● What the task asks:
The records below hold pictures; please leave those out and retype the rest exactly.

● Records for the task:
───
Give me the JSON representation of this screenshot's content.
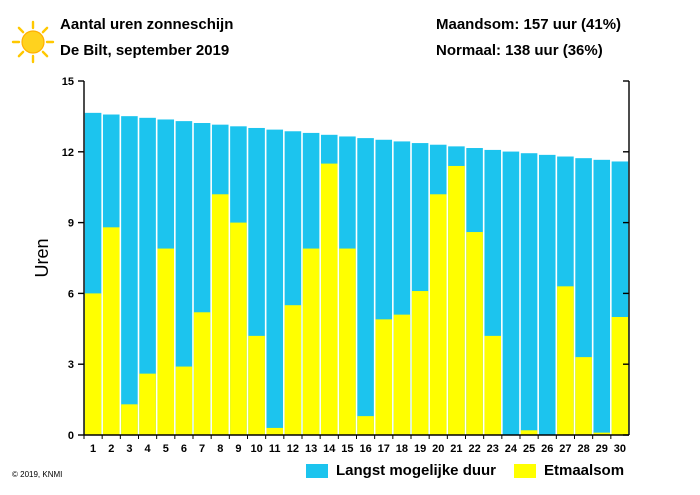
{
  "header": {
    "title": "Aantal uren zonneschijn",
    "subtitle": "De Bilt, september 2019",
    "month_total": "Maandsom: 157 uur (41%)",
    "normal": "Normaal: 138 uur (36%)"
  },
  "footer": {
    "copyright": "© 2019, KNMI"
  },
  "colors": {
    "daylight": "#1cc4ee",
    "sunshine": "#ffff00",
    "sun_icon": "#ffc800"
  },
  "icons": {
    "sun": "sun-icon"
  },
  "chart_data": {
    "type": "bar",
    "title": "",
    "ylabel": "Uren",
    "ylim": [
      0,
      15
    ],
    "yticks": [
      0,
      3,
      6,
      9,
      12,
      15
    ],
    "grid": false,
    "legend_placement": "bottom",
    "categories": [
      "1",
      "2",
      "3",
      "4",
      "5",
      "6",
      "7",
      "8",
      "9",
      "10",
      "11",
      "12",
      "13",
      "14",
      "15",
      "16",
      "17",
      "18",
      "19",
      "20",
      "21",
      "22",
      "23",
      "24",
      "25",
      "26",
      "27",
      "28",
      "29",
      "30"
    ],
    "series": [
      {
        "name": "Langst mogelijke duur",
        "values": [
          13.65,
          13.58,
          13.51,
          13.44,
          13.37,
          13.3,
          13.22,
          13.15,
          13.08,
          13.01,
          12.94,
          12.87,
          12.8,
          12.72,
          12.65,
          12.58,
          12.51,
          12.44,
          12.37,
          12.3,
          12.23,
          12.16,
          12.08,
          12.01,
          11.94,
          11.87,
          11.8,
          11.73,
          11.66,
          11.59
        ]
      },
      {
        "name": "Etmaalsom",
        "values": [
          6.0,
          8.8,
          1.3,
          2.6,
          7.9,
          2.9,
          5.2,
          10.2,
          9.0,
          4.2,
          0.3,
          5.5,
          7.9,
          11.5,
          7.9,
          0.8,
          4.9,
          5.1,
          6.1,
          10.2,
          11.4,
          8.6,
          4.2,
          0.0,
          0.2,
          0.0,
          6.3,
          3.3,
          0.1,
          5.0
        ]
      }
    ]
  }
}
───
● Solved exercise:
Give me the JSON representation of this screenshot's content.
{
  "header": {
    "title": "Aantal uren zonneschijn",
    "subtitle": "De Bilt, september 2019",
    "month_total": "Maandsom: 157 uur (41%)",
    "normal": "Normaal: 138 uur (36%)"
  },
  "footer": {
    "copyright": "© 2019, KNMI"
  },
  "colors": {
    "daylight": "#1cc4ee",
    "sunshine": "#ffff00",
    "sun_icon": "#ffc800"
  },
  "icons": {
    "sun": "sun-icon"
  },
  "chart_data": {
    "type": "bar",
    "title": "",
    "ylabel": "Uren",
    "ylim": [
      0,
      15
    ],
    "yticks": [
      0,
      3,
      6,
      9,
      12,
      15
    ],
    "grid": false,
    "legend_placement": "bottom",
    "categories": [
      "1",
      "2",
      "3",
      "4",
      "5",
      "6",
      "7",
      "8",
      "9",
      "10",
      "11",
      "12",
      "13",
      "14",
      "15",
      "16",
      "17",
      "18",
      "19",
      "20",
      "21",
      "22",
      "23",
      "24",
      "25",
      "26",
      "27",
      "28",
      "29",
      "30"
    ],
    "series": [
      {
        "name": "Langst mogelijke duur",
        "values": [
          13.65,
          13.58,
          13.51,
          13.44,
          13.37,
          13.3,
          13.22,
          13.15,
          13.08,
          13.01,
          12.94,
          12.87,
          12.8,
          12.72,
          12.65,
          12.58,
          12.51,
          12.44,
          12.37,
          12.3,
          12.23,
          12.16,
          12.08,
          12.01,
          11.94,
          11.87,
          11.8,
          11.73,
          11.66,
          11.59
        ]
      },
      {
        "name": "Etmaalsom",
        "values": [
          6.0,
          8.8,
          1.3,
          2.6,
          7.9,
          2.9,
          5.2,
          10.2,
          9.0,
          4.2,
          0.3,
          5.5,
          7.9,
          11.5,
          7.9,
          0.8,
          4.9,
          5.1,
          6.1,
          10.2,
          11.4,
          8.6,
          4.2,
          0.0,
          0.2,
          0.0,
          6.3,
          3.3,
          0.1,
          5.0
        ]
      }
    ]
  }
}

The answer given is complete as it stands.